* _TASK DESCRIPTION_: Of the lines below, count those containing the word "ВВЕДЕН". Reply with the number alone.

++++ DATA FOR PROCESSING ++++

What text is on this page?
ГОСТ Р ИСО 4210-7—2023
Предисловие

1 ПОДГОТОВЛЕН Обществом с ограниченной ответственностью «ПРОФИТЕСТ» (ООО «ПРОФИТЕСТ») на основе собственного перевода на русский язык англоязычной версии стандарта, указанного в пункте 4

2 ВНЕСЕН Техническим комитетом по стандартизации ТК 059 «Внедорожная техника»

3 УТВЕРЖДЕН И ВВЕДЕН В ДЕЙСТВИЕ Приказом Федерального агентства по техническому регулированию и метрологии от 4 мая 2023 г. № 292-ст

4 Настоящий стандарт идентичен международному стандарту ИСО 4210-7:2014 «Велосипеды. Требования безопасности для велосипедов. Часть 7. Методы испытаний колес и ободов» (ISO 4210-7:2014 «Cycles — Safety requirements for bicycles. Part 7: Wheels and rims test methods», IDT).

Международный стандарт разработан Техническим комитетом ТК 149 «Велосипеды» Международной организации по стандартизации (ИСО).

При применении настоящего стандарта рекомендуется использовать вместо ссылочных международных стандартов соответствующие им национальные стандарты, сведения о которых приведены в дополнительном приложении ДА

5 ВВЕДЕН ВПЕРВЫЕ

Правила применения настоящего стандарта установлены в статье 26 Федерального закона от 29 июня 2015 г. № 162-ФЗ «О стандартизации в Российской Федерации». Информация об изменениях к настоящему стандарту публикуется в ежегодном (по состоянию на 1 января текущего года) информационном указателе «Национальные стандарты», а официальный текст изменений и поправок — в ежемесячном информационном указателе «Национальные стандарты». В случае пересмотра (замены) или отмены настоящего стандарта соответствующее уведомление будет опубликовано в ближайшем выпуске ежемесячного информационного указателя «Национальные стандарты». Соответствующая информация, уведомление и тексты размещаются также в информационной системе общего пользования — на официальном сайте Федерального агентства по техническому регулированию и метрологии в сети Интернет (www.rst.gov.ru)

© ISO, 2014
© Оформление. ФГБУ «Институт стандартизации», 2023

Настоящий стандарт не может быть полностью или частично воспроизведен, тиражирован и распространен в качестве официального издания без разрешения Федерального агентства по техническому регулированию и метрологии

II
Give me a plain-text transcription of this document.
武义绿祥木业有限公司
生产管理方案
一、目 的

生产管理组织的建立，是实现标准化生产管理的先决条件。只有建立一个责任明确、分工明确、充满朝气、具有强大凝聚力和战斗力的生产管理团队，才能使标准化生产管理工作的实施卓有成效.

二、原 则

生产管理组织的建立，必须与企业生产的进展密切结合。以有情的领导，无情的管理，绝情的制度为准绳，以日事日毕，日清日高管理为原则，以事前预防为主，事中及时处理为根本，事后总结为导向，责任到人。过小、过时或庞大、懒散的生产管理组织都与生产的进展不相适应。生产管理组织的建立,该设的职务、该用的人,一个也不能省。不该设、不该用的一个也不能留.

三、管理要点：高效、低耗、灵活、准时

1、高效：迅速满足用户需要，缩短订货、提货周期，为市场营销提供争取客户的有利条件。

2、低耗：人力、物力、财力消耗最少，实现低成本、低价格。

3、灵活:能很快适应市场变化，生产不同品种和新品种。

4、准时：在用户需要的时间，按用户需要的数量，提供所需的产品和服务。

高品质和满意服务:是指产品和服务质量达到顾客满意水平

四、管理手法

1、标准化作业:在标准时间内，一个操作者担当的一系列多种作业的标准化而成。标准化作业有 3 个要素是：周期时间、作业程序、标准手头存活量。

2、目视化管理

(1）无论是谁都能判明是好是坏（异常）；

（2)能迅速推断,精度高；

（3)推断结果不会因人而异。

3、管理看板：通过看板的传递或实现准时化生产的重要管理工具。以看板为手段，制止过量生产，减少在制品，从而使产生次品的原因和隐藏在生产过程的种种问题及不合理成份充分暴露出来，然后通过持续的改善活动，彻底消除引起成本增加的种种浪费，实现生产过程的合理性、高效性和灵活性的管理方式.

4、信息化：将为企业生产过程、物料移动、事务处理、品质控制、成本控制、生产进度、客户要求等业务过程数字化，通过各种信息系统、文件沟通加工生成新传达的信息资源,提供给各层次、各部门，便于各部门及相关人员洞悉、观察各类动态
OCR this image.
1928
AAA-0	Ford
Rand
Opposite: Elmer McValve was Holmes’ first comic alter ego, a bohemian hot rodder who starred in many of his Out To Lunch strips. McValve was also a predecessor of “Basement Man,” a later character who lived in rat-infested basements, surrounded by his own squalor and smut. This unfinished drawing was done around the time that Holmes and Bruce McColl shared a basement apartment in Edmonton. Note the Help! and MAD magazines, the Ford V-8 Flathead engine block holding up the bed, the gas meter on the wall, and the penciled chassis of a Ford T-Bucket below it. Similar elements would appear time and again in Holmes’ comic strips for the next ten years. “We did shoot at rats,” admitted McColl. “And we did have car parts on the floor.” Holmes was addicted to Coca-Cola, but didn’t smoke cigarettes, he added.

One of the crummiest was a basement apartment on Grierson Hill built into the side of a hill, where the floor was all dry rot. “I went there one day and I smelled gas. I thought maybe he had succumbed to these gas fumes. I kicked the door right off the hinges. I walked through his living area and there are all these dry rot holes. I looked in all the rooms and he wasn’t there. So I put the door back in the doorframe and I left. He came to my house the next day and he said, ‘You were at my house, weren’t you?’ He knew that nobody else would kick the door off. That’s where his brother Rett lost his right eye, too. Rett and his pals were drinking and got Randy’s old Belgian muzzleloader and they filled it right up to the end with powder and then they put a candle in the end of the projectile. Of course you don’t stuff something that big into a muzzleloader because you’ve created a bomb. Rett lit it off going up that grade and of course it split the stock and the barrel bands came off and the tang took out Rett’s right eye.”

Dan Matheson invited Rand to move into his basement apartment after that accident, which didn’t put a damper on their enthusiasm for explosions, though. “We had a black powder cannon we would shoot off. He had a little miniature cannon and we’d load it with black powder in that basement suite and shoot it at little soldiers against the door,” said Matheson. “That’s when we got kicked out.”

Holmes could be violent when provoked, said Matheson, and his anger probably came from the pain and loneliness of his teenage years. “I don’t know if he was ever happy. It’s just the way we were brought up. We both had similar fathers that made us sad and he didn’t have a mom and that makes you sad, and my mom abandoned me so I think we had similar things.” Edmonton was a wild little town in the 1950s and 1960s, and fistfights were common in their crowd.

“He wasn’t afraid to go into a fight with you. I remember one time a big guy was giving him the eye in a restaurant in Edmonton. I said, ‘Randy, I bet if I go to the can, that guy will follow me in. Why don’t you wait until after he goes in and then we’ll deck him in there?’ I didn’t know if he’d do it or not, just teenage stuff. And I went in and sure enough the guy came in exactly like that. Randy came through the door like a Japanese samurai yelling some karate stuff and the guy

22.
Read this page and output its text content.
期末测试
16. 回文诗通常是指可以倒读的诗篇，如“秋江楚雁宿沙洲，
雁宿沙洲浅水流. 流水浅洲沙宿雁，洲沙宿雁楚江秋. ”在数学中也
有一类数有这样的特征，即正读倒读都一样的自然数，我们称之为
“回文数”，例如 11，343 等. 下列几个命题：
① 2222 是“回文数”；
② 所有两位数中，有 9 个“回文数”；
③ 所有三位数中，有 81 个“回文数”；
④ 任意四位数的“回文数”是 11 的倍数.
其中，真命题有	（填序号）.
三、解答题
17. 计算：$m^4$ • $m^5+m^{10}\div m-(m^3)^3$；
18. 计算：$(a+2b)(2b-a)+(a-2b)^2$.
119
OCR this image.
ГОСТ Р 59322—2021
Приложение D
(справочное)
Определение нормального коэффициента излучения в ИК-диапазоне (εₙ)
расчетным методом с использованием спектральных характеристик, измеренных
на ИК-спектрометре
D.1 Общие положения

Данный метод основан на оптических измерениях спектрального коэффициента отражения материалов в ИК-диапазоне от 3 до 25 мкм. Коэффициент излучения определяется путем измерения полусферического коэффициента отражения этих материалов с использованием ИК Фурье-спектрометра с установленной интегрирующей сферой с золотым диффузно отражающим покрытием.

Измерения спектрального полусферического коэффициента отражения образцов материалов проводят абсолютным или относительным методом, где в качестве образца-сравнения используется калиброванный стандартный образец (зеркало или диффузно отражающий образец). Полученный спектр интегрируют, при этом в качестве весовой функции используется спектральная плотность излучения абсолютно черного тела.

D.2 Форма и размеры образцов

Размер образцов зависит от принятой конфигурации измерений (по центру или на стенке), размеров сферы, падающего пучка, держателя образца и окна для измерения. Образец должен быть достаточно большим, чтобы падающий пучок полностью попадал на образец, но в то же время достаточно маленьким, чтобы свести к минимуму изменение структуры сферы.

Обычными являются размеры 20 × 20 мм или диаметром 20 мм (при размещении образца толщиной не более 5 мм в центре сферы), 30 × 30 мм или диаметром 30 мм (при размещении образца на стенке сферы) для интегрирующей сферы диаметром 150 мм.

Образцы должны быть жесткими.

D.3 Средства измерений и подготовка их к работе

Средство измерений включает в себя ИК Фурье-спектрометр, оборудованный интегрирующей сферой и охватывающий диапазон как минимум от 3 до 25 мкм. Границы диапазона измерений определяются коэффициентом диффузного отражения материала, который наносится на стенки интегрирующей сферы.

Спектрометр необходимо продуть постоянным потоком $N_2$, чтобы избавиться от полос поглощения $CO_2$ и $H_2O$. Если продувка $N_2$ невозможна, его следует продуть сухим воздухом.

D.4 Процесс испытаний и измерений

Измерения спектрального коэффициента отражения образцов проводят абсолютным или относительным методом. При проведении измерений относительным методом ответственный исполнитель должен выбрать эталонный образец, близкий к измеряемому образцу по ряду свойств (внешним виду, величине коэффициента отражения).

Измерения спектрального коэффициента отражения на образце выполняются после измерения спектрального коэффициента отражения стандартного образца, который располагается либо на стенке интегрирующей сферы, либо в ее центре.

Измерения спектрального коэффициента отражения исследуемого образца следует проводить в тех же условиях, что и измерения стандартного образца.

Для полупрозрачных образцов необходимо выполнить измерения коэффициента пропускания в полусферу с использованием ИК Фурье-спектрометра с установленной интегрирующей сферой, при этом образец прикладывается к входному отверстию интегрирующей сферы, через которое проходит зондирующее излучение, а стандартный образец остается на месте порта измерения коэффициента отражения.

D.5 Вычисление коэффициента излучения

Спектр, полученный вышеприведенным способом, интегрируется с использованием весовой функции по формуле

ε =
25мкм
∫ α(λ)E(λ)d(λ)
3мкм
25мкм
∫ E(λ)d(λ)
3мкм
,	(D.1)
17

++++

* _SOLUTION BELOW_: 2